**SHORT TASK:**
Exactly as written, print each record in the listing.
□ □ □ □ □
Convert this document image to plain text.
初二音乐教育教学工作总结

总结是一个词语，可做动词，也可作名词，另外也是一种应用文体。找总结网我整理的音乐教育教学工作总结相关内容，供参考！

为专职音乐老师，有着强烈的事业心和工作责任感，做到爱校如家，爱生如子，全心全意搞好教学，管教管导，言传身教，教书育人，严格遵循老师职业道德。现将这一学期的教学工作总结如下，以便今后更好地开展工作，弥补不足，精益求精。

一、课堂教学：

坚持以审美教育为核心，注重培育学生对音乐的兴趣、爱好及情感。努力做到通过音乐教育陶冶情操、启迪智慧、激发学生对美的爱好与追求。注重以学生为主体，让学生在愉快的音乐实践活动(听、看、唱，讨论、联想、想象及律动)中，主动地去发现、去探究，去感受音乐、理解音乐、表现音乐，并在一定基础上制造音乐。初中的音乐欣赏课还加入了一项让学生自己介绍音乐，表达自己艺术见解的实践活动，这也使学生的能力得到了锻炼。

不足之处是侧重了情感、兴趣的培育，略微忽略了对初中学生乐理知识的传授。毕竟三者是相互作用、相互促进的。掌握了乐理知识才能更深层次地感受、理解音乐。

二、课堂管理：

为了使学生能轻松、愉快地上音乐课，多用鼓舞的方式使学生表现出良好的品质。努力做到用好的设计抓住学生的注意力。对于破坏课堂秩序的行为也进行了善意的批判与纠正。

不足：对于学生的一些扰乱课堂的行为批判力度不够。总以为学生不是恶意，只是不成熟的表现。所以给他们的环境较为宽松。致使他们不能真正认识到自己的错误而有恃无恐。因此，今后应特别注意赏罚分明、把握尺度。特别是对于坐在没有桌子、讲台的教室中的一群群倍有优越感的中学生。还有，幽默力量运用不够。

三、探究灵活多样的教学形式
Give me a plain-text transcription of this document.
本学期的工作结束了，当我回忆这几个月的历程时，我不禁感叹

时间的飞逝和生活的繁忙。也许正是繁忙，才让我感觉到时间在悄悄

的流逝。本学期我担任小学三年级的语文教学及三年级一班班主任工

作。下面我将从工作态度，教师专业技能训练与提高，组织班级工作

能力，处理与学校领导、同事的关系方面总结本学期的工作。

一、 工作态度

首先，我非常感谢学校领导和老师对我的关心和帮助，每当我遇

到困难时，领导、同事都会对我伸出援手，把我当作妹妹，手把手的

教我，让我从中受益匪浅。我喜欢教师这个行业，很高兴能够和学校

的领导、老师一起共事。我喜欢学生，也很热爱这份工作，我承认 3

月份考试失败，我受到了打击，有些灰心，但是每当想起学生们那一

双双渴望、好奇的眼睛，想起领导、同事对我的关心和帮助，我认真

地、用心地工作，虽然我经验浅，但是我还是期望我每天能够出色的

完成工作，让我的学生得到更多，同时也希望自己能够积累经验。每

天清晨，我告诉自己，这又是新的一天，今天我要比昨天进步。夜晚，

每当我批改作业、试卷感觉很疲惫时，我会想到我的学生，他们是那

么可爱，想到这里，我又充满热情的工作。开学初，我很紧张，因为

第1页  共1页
□ □ □ □ □
**COMPLETE RESPONSE:**
Convert this document image to plain text.
初二音乐教育教学工作总结

总结是一个词语，可做动词，也可作名词，另外也是一种应用文体。找总结网我整理的音乐教育教学工作总结相关内容，供参考！

为专职音乐老师，有着强烈的事业心和工作责任感，做到爱校如家，爱生如子，全心全意搞好教学，管教管导，言传身教，教书育人，严格遵循老师职业道德。现将这一学期的教学工作总结如下，以便今后更好地开展工作，弥补不足，精益求精。

一、课堂教学：

坚持以审美教育为核心，注重培育学生对音乐的兴趣、爱好及情感。努力做到通过音乐教育陶冶情操、启迪智慧、激发学生对美的爱好与追求。注重以学生为主体，让学生在愉快的音乐实践活动(听、看、唱，讨论、联想、想象及律动)中，主动地去发现、去探究，去感受音乐、理解音乐、表现音乐，并在一定基础上制造音乐。初中的音乐欣赏课还加入了一项让学生自己介绍音乐，表达自己艺术见解的实践活动，这也使学生的能力得到了锻炼。

不足之处是侧重了情感、兴趣的培育，略微忽略了对初中学生乐理知识的传授。毕竟三者是相互作用、相互促进的。掌握了乐理知识才能更深层次地感受、理解音乐。

二、课堂管理：

为了使学生能轻松、愉快地上音乐课，多用鼓舞的方式使学生表现出良好的品质。努力做到用好的设计抓住学生的注意力。对于破坏课堂秩序的行为也进行了善意的批判与纠正。

不足：对于学生的一些扰乱课堂的行为批判力度不够。总以为学生不是恶意，只是不成熟的表现。所以给他们的环境较为宽松。致使他们不能真正认识到自己的错误而有恃无恐。因此，今后应特别注意赏罚分明、把握尺度。特别是对于坐在没有桌子、讲台的教室中的一群群倍有优越感的中学生。还有，幽默力量运用不够。

三、探究灵活多样的教学形式
Give me a plain-text transcription of this document.
本学期的工作结束了，当我回忆这几个月的历程时，我不禁感叹

时间的飞逝和生活的繁忙。也许正是繁忙，才让我感觉到时间在悄悄

的流逝。本学期我担任小学三年级的语文教学及三年级一班班主任工

作。下面我将从工作态度，教师专业技能训练与提高，组织班级工作

能力，处理与学校领导、同事的关系方面总结本学期的工作。

一、 工作态度

首先，我非常感谢学校领导和老师对我的关心和帮助，每当我遇

到困难时，领导、同事都会对我伸出援手，把我当作妹妹，手把手的

教我，让我从中受益匪浅。我喜欢教师这个行业，很高兴能够和学校

的领导、老师一起共事。我喜欢学生，也很热爱这份工作，我承认 3

月份考试失败，我受到了打击，有些灰心，但是每当想起学生们那一

双双渴望、好奇的眼睛，想起领导、同事对我的关心和帮助，我认真

地、用心地工作，虽然我经验浅，但是我还是期望我每天能够出色的

完成工作，让我的学生得到更多，同时也希望自己能够积累经验。每

天清晨，我告诉自己，这又是新的一天，今天我要比昨天进步。夜晚，

每当我批改作业、试卷感觉很疲惫时，我会想到我的学生，他们是那

么可爱，想到这里，我又充满热情的工作。开学初，我很紧张，因为

第1页  共1页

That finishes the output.